DATASET ENTRIES
==========
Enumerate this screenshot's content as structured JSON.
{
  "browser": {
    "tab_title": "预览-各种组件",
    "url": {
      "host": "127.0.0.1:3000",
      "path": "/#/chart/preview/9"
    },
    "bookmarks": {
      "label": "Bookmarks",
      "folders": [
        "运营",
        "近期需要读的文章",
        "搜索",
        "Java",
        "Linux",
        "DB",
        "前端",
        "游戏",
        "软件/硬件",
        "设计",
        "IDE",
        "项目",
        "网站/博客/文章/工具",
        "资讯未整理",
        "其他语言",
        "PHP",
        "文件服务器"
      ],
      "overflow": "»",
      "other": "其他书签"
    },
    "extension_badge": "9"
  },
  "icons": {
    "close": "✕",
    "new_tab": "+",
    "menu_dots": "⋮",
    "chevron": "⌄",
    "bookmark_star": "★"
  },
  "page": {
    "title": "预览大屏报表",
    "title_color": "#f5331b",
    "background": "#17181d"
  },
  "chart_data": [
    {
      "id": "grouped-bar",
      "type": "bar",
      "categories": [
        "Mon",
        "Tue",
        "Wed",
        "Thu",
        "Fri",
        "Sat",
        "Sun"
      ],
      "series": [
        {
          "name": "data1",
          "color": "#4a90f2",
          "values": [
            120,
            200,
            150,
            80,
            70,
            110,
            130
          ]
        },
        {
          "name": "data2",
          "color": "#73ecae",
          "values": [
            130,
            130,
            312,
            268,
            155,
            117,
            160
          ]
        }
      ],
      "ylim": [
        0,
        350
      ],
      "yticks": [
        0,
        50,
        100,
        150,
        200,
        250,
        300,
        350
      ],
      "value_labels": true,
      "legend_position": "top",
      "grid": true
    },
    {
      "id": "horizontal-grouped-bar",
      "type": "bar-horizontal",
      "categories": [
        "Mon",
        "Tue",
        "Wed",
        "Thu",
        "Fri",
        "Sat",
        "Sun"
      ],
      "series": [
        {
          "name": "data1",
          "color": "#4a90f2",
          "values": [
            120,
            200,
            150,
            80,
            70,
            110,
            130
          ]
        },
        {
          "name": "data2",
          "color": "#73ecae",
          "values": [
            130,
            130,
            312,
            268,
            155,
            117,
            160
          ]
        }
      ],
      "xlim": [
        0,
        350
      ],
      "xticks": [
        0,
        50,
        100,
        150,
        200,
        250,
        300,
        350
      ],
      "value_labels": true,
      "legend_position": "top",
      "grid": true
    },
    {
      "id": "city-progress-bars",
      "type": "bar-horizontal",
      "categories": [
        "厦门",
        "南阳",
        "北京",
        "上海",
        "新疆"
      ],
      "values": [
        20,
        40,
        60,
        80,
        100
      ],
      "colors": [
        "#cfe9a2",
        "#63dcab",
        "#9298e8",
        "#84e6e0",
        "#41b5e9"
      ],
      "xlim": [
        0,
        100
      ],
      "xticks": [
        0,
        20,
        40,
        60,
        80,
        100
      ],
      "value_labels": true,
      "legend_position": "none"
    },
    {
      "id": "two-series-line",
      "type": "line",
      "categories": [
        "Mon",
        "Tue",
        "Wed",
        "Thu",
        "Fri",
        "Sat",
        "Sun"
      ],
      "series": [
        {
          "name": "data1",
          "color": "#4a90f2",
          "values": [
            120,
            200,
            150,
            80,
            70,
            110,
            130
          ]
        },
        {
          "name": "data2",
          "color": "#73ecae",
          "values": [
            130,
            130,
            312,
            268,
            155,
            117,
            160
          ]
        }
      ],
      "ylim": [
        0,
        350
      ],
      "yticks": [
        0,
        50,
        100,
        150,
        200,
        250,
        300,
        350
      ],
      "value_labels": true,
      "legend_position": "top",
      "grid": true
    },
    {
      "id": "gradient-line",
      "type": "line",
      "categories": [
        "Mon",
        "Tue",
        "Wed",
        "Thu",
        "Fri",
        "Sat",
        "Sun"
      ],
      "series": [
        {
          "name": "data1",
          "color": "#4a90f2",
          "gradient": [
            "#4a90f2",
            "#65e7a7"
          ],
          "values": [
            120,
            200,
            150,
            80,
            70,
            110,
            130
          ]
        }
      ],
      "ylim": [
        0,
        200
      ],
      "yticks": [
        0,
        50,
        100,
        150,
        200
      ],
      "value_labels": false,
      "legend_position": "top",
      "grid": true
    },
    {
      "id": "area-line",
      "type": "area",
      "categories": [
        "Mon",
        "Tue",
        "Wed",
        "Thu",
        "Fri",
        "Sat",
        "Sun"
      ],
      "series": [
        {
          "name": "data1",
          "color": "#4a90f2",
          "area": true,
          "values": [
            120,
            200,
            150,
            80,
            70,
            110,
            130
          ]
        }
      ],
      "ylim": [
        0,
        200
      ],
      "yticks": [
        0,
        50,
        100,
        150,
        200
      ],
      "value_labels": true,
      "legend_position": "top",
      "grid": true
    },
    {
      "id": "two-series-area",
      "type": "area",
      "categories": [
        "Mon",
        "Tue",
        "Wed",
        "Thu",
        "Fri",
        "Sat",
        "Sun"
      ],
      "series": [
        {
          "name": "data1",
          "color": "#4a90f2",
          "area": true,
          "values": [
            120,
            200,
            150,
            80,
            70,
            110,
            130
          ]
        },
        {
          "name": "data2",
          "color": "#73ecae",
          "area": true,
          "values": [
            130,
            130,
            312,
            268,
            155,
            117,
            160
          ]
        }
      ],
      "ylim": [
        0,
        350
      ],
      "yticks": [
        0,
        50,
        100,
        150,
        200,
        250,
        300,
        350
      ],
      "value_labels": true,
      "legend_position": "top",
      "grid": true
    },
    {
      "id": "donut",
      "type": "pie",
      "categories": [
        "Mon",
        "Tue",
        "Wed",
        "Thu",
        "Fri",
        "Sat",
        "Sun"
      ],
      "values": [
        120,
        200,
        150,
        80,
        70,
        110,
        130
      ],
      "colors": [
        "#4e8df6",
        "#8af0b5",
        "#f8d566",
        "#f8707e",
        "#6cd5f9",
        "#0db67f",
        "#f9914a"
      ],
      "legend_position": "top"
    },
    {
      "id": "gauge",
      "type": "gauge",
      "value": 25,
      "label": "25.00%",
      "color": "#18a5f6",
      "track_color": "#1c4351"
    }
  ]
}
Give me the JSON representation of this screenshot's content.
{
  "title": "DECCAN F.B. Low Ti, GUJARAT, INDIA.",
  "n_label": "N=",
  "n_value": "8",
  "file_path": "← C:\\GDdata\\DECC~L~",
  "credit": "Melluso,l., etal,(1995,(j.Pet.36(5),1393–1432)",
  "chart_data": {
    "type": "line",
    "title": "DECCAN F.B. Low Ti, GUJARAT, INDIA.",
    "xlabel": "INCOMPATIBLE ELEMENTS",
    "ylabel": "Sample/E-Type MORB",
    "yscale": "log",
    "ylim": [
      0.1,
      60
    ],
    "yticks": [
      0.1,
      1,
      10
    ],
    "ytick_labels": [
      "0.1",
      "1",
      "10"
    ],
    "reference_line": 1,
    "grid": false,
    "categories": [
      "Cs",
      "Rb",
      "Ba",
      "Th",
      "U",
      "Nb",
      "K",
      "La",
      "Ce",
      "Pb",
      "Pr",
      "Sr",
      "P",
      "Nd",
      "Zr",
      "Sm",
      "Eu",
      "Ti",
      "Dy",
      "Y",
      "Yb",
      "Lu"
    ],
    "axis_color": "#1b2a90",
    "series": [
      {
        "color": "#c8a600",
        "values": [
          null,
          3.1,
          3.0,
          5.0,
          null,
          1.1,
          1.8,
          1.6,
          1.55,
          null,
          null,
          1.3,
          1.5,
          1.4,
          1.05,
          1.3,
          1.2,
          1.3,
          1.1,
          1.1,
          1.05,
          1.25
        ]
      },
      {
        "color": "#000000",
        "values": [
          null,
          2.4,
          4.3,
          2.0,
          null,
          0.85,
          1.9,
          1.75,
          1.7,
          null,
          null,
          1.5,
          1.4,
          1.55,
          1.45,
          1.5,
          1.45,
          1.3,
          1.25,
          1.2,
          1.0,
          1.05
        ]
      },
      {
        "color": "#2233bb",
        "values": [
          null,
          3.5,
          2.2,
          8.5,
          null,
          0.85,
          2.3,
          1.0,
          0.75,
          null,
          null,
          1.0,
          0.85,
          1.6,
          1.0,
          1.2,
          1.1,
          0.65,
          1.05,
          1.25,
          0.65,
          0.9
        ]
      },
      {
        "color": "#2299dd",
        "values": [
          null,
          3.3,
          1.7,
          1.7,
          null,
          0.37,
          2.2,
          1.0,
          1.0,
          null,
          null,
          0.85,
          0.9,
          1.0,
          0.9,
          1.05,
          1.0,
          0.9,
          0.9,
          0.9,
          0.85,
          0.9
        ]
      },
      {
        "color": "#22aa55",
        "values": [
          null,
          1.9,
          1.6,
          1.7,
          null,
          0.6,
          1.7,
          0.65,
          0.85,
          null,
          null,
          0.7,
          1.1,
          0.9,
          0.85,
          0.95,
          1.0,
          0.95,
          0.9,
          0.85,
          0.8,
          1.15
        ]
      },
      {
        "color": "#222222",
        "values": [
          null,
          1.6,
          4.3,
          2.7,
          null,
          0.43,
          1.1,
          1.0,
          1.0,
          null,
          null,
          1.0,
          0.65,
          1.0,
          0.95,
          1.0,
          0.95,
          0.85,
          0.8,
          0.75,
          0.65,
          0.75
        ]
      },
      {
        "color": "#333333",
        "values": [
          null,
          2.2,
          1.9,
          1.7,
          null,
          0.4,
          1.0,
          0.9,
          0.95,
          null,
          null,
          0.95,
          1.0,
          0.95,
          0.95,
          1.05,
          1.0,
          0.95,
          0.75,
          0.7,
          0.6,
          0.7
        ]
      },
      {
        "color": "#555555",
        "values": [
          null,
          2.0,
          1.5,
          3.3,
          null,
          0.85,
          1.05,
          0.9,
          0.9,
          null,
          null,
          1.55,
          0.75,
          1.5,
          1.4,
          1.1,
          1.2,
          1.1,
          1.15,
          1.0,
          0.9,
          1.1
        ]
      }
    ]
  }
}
==========
JOB
Look over the material above and show each line where "JSON" appears.

EXERCISE RESPONSE
Enumerate this screenshot's content as structured JSON.
Give me the JSON representation of this screenshot's content.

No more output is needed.